▸ **EXERCISE REQUIREMENTS**:
Please copy every line of the records below that holds the word "JSON".

▸ **STORED DATA**:
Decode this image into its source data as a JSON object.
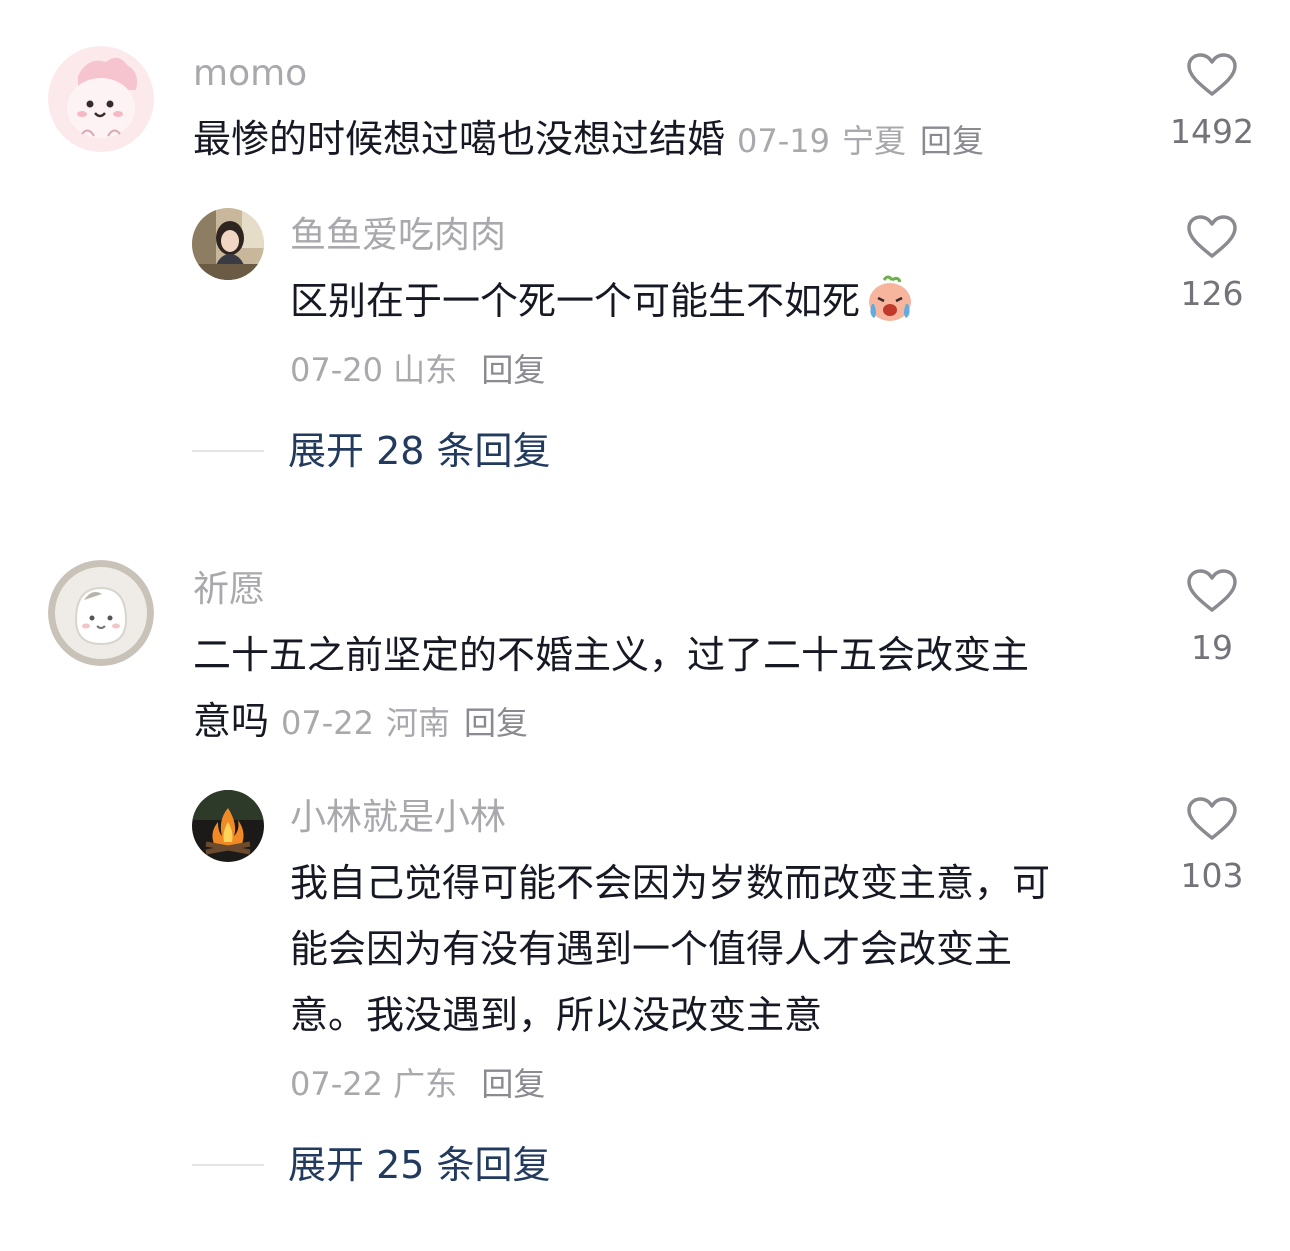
{
  "comments": [
    {
      "username": "momo",
      "text": "最惨的时候想过噶也没想过结婚",
      "date": "07-19",
      "location": "宁夏",
      "reply_label": "回复",
      "likes": "1492",
      "avatar_icon": "pink-dinosaur-avatar",
      "replies": [
        {
          "username": "鱼鱼爱吃肉肉",
          "text": "区别在于一个死一个可能生不如死",
          "emoji": "crying-face-emoji",
          "date": "07-20",
          "location": "山东",
          "reply_label": "回复",
          "likes": "126",
          "avatar_icon": "girl-photo-avatar"
        }
      ],
      "expand_label": "展开 28 条回复"
    },
    {
      "username": "祈愿",
      "text_line1": "二十五之前坚定的不婚主义，过了二十五会改变主",
      "text_line2": "意吗",
      "date": "07-22",
      "location": "河南",
      "reply_label": "回复",
      "likes": "19",
      "avatar_icon": "cartoon-cat-avatar",
      "replies": [
        {
          "username": "小林就是小林",
          "text_line1": "我自己觉得可能不会因为岁数而改变主意，可",
          "text_line2": "能会因为有没有遇到一个值得人才会改变主",
          "text_line3": "意。我没遇到，所以没改变主意",
          "date": "07-22",
          "location": "广东",
          "reply_label": "回复",
          "likes": "103",
          "avatar_icon": "campfire-avatar"
        }
      ],
      "expand_label": "展开 25 条回复"
    }
  ]
}
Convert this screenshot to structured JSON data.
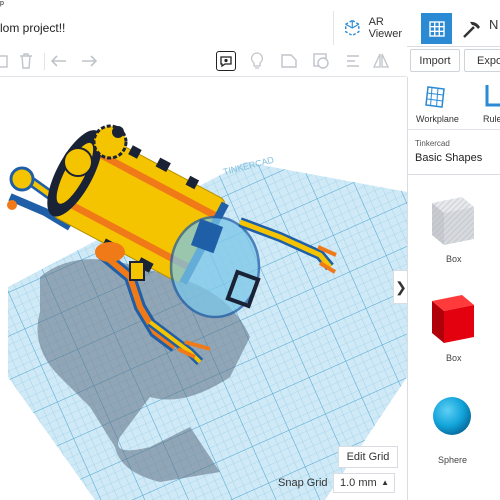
{
  "header": {
    "crumb": "p",
    "title": "lom project!!",
    "ar_viewer_label": "AR Viewer",
    "right_partial": "N"
  },
  "toolbar": {
    "import_label": "Import",
    "export_label": "Expo"
  },
  "panel": {
    "workplane_label": "Workplane",
    "ruler_label": "Rule",
    "category_source": "Tinkercad",
    "category_name": "Basic Shapes",
    "shapes": [
      {
        "label": "Box",
        "color": "#c8cbd0"
      },
      {
        "label": "Box",
        "color": "#e3000f"
      },
      {
        "label": "Sphere",
        "color": "#11a3d9"
      }
    ]
  },
  "workspace": {
    "edit_grid_label": "Edit Grid",
    "snap_grid_label": "Snap Grid",
    "snap_grid_value": "1.0 mm",
    "collapse_glyph": "❯",
    "grid_watermark": "TINKERCAD",
    "model_colors": {
      "body": "#f5c400",
      "stripe": "#f07a18",
      "dome": "#7cc7e8",
      "grid": "#9fd3ec"
    }
  },
  "colors": {
    "accent": "#2b8ad4"
  }
}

▸ **FINISHED TASK**:
Decode this image into its source data as a JSON object.
Convert this screenshot to structured JSON data.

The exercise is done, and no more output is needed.